• _Given exercise 1_
Write out the mailing-list post on IPA vowels from "From: | Roger" up to and including "transcription is /e/.".
• _Given exercise 2_
List each distinct transcription that appears between slashes in the mailing-list post on IPA vowels.
• _Given exercise 3_
Answer these questions about the mailing-list post on IPA vowels:
(a) On what date was the post sent?
(b) According to the quoted SAMPA note, the symbol /E/ is widely used in place of /e/ for the vowel of which word?
(c) In the non-IPA Americanist tradition, which letter has the sound of IPA [j]?

• _Document section_
..........
Re: troubles with IPA vowels (was: Leute)
From: | Roger Mills <rfmilly@...> |
Date: | Saturday, July 24, 2004, 16:30 |
John Cowan wrote:
> J. 'Mach' Wust scripsit:
>
> > You might have a look at the standardized SAMPA for English (
> >
http://www.phon.ucl.ac.uk/home/sampa/english.htm ), esp. at note 1.
> > (ii):
> >
> > > (ii) The symbol /E/ is quite widely used
> > > in place of /e/ for the vowel of "pet".
> >
> > So according to SAMPA, the normal transcription is /e/.
>
> Ah. That reflects the fact that there are two traditions for writing
> English phonemically, based on the fact that there is a basic opposition
> in English between the inherited lax monophthongs that represent the
> Germanic
> short vowels, and the tense diphthongs that represent the German long
> vowels
> after being put through the Great Vowel Shift. So "pet" is [pEt] and
> "pate" is [pejt], and you can transcribe these phonemically as /pEt/ and
> /pet/,
> or as /pet/ and /pejt/ (or rather /peyt/, using the non-IPA Americanist
> tradition whereby "y" has the sound of IPA [j], as in English
> orthography).
..........
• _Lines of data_
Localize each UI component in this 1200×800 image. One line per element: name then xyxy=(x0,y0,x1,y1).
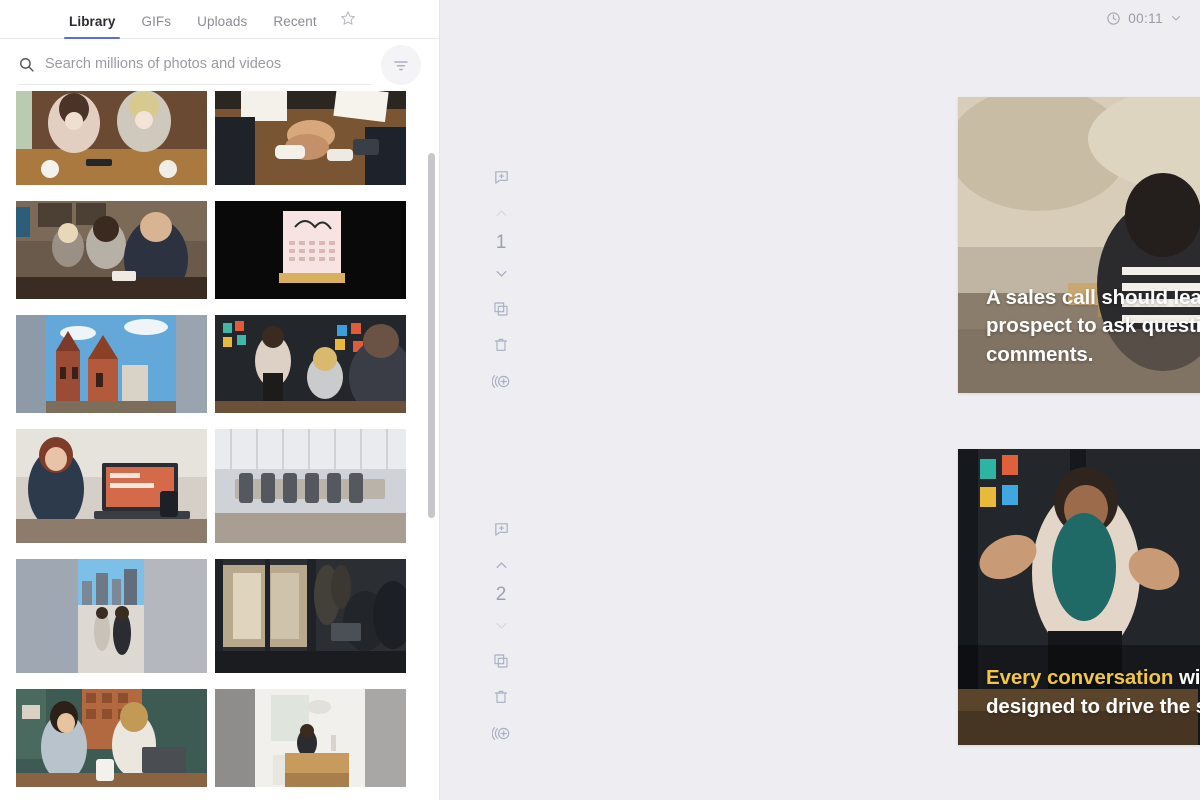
slide-number: 2 xyxy=(495,584,507,605)
list-item[interactable] xyxy=(16,91,207,185)
tab-library[interactable]: Library xyxy=(56,14,128,39)
filter-icon[interactable] xyxy=(381,45,421,85)
move-up-icon[interactable] xyxy=(488,200,514,226)
slide-rail-1: 1 xyxy=(478,159,524,399)
slide-1-caption: A sales call should leave ample time for… xyxy=(986,284,1200,369)
slide-2-caption: Every conversation with a prospect shoul… xyxy=(986,664,1200,721)
slide-number: 1 xyxy=(495,232,507,253)
add-transition-icon[interactable] xyxy=(488,720,514,746)
list-item[interactable] xyxy=(215,315,406,413)
slide-block-2: 2 Every conversation wi designed to driv… xyxy=(440,449,1200,745)
canvas-toolbar: 00:11 xyxy=(440,0,1200,36)
media-tabbar: Library GIFs Uploads Recent xyxy=(0,0,439,39)
list-item[interactable] xyxy=(215,689,406,787)
add-transition-icon[interactable] xyxy=(488,368,514,394)
media-grid xyxy=(16,91,423,800)
delete-icon[interactable] xyxy=(488,684,514,710)
search-input[interactable] xyxy=(45,55,371,74)
media-scrollbar[interactable] xyxy=(428,91,436,800)
list-item[interactable] xyxy=(215,201,406,299)
slide-thumbnail-2[interactable]: Every conversation with a prospect shoul… xyxy=(958,449,1200,745)
chevron-down-icon[interactable] xyxy=(1170,12,1182,24)
list-item[interactable] xyxy=(16,429,207,543)
media-library-panel: Library GIFs Uploads Recent xyxy=(0,0,440,800)
app-root: Library GIFs Uploads Recent Search milli… xyxy=(0,0,1200,800)
slide-canvas: 00:11 1 A sales call should lea prospect… xyxy=(440,0,1200,800)
search-field-wrap xyxy=(18,45,371,85)
add-note-icon[interactable] xyxy=(488,516,514,542)
duplicate-icon[interactable] xyxy=(488,648,514,674)
list-item[interactable] xyxy=(215,91,406,185)
delete-icon[interactable] xyxy=(488,332,514,358)
move-down-icon[interactable] xyxy=(488,612,514,638)
slide-block-1: 1 A sales call should lea prospect to as… xyxy=(440,97,1200,393)
total-duration-control[interactable]: 00:11 xyxy=(1106,11,1182,26)
total-duration-value: 00:11 xyxy=(1128,10,1163,26)
list-item[interactable] xyxy=(215,429,406,543)
slide-1-caption-text: A sales call should leave ample time for… xyxy=(986,286,1200,366)
slide-2-caption-highlight: Every conversation xyxy=(986,666,1174,690)
duplicate-icon[interactable] xyxy=(488,296,514,322)
tab-recent[interactable]: Recent xyxy=(260,14,329,38)
move-down-icon[interactable] xyxy=(488,260,514,286)
move-up-icon[interactable] xyxy=(488,552,514,578)
slide-thumbnail-1[interactable]: A sales call should leave ample time for… xyxy=(958,97,1200,393)
search-row xyxy=(0,39,439,91)
list-item[interactable] xyxy=(16,201,207,299)
slide-rail-2: 2 xyxy=(478,511,524,751)
star-icon[interactable] xyxy=(330,10,366,38)
add-note-icon[interactable] xyxy=(488,164,514,190)
search-icon xyxy=(18,56,35,73)
tab-gifs[interactable]: GIFs xyxy=(128,14,184,38)
list-item[interactable] xyxy=(16,315,207,413)
media-scrollbar-thumb[interactable] xyxy=(428,153,435,518)
list-item[interactable] xyxy=(16,689,207,787)
clock-icon xyxy=(1106,11,1121,26)
media-grid-scroll xyxy=(0,91,439,800)
list-item[interactable] xyxy=(16,559,207,673)
tab-uploads[interactable]: Uploads xyxy=(184,14,260,38)
list-item[interactable] xyxy=(215,559,406,673)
..........
• _Answer 1_
From: | Roger Mills <rfmilly@...> |
Date: | Saturday, July 24, 2004, 16:30 |
John Cowan wrote:
> J. 'Mach' Wust scripsit:
>
> > You might have a look at the standardized SAMPA for English (
> >
http://www.phon.ucl.ac.uk/home/sampa/english.htm ), esp. at note 1.
> > (ii):
> >
> > > (ii) The symbol /E/ is quite widely used
> > > in place of /e/ for the vowel of "pet".
> >
> > So according to SAMPA, the normal transcription is /e/.

• _Answer 2_
/E/
/e/
/pEt/
/pet/
/pejt/
/peyt/

• _Answer 3_
(a) Saturday, July 24, 2004
(b) "pet"
(c) "y"